Stated goal
Set down every line of the material below exactly as it appears.

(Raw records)

====================

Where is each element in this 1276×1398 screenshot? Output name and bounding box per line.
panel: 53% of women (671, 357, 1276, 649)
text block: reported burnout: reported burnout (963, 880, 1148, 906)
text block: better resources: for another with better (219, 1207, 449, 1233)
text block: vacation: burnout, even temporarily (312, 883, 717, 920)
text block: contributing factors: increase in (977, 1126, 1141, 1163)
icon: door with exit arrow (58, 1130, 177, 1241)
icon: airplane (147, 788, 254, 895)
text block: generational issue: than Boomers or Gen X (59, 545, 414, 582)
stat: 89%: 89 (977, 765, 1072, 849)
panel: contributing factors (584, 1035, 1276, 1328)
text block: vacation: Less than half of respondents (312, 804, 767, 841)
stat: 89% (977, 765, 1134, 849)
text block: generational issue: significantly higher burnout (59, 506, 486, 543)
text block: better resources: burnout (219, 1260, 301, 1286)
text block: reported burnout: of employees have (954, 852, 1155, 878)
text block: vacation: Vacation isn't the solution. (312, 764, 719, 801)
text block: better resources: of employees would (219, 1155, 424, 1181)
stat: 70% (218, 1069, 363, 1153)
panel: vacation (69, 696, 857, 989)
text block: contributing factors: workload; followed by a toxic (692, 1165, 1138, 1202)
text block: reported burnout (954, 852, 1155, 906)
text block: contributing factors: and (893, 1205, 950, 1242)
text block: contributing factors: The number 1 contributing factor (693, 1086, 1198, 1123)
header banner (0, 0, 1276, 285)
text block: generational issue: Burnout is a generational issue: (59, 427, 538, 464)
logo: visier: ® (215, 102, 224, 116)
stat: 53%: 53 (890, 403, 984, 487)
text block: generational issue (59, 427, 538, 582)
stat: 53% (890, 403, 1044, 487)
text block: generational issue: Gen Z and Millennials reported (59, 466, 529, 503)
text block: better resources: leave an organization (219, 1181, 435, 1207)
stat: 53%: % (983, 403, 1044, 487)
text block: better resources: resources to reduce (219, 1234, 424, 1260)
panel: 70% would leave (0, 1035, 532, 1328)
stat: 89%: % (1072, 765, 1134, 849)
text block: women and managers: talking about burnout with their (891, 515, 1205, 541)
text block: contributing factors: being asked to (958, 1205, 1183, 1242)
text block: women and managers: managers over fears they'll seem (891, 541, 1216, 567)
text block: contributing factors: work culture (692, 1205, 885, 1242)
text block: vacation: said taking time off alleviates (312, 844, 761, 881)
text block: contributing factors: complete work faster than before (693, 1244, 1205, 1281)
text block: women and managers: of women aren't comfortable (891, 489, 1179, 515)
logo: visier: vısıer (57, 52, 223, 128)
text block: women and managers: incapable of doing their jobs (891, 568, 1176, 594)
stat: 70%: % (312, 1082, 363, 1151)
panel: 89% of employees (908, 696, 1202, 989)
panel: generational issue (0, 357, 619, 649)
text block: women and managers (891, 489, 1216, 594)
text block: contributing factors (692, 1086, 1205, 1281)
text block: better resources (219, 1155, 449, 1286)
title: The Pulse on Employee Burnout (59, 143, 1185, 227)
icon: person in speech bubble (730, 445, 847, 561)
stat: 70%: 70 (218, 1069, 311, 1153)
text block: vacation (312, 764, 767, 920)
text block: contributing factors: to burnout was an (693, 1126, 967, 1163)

====================

Expected output
Where is each element in this 1276×1398 screenshot? Output name and bounding box per line.
panel: 53% of women (671, 357, 1276, 649)
text block: reported burnout: reported burnout (963, 880, 1148, 906)
text block: better resources: for another with better (219, 1207, 449, 1233)
text block: vacation: burnout, even temporarily (312, 883, 717, 920)
text block: contributing factors: increase in (977, 1126, 1141, 1163)
icon: door with exit arrow (58, 1130, 177, 1241)
icon: airplane (147, 788, 254, 895)
text block: generational issue: than Boomers or Gen X (59, 545, 414, 582)
stat: 89%: 89 (977, 765, 1072, 849)
panel: contributing factors (584, 1035, 1276, 1328)
text block: vacation: Less than half of respondents (312, 804, 767, 841)
stat: 89% (977, 765, 1134, 849)
text block: generational issue: significantly higher burnout (59, 506, 486, 543)
text block: better resources: burnout (219, 1260, 301, 1286)
text block: reported burnout: of employees have (954, 852, 1155, 878)
text block: vacation: Vacation isn't the solution. (312, 764, 719, 801)
text block: better resources: of employees would (219, 1155, 424, 1181)
stat: 70% (218, 1069, 363, 1153)
panel: vacation (69, 696, 857, 989)
text block: contributing factors: workload; followed by a toxic (692, 1165, 1138, 1202)
text block: reported burnout (954, 852, 1155, 906)
text block: contributing factors: and (893, 1205, 950, 1242)
text block: contributing factors: The number 1 contributing factor (693, 1086, 1198, 1123)
header banner (0, 0, 1276, 285)
text block: generational issue: Burnout is a generational issue: (59, 427, 538, 464)
logo: visier: ® (215, 102, 224, 116)
stat: 53%: 53 (890, 403, 984, 487)
text block: generational issue (59, 427, 538, 582)
stat: 53% (890, 403, 1044, 487)
text block: generational issue: Gen Z and Millennials reported (59, 466, 529, 503)
text block: better resources: leave an organization (219, 1181, 435, 1207)
stat: 53%: % (983, 403, 1044, 487)
text block: better resources: resources to reduce (219, 1234, 424, 1260)
panel: 70% would leave (0, 1035, 532, 1328)
stat: 89%: % (1072, 765, 1134, 849)
text block: women and managers: talking about burnout with their (891, 515, 1205, 541)
text block: contributing factors: being asked to (958, 1205, 1183, 1242)
text block: women and managers: managers over fears they'll seem (891, 541, 1216, 567)
text block: contributing factors: work culture (692, 1205, 885, 1242)
text block: vacation: said taking time off alleviates (312, 844, 761, 881)
text block: contributing factors: complete work faster than before (693, 1244, 1205, 1281)
text block: women and managers: of women aren't comfortable (891, 489, 1179, 515)
logo: visier: vısıer (57, 52, 223, 128)
text block: women and managers: incapable of doing their jobs (891, 568, 1176, 594)
stat: 70%: % (312, 1082, 363, 1151)
panel: 89% of employees (908, 696, 1202, 989)
panel: generational issue (0, 357, 619, 649)
text block: women and managers (891, 489, 1216, 594)
text block: contributing factors (692, 1086, 1205, 1281)
text block: better resources (219, 1155, 449, 1286)
title: The Pulse on Employee Burnout (59, 143, 1185, 227)
icon: person in speech bubble (730, 445, 847, 561)
stat: 70%: 70 (218, 1069, 311, 1153)
text block: vacation (312, 764, 767, 920)
text block: contributing factors: to burnout was an (693, 1126, 967, 1163)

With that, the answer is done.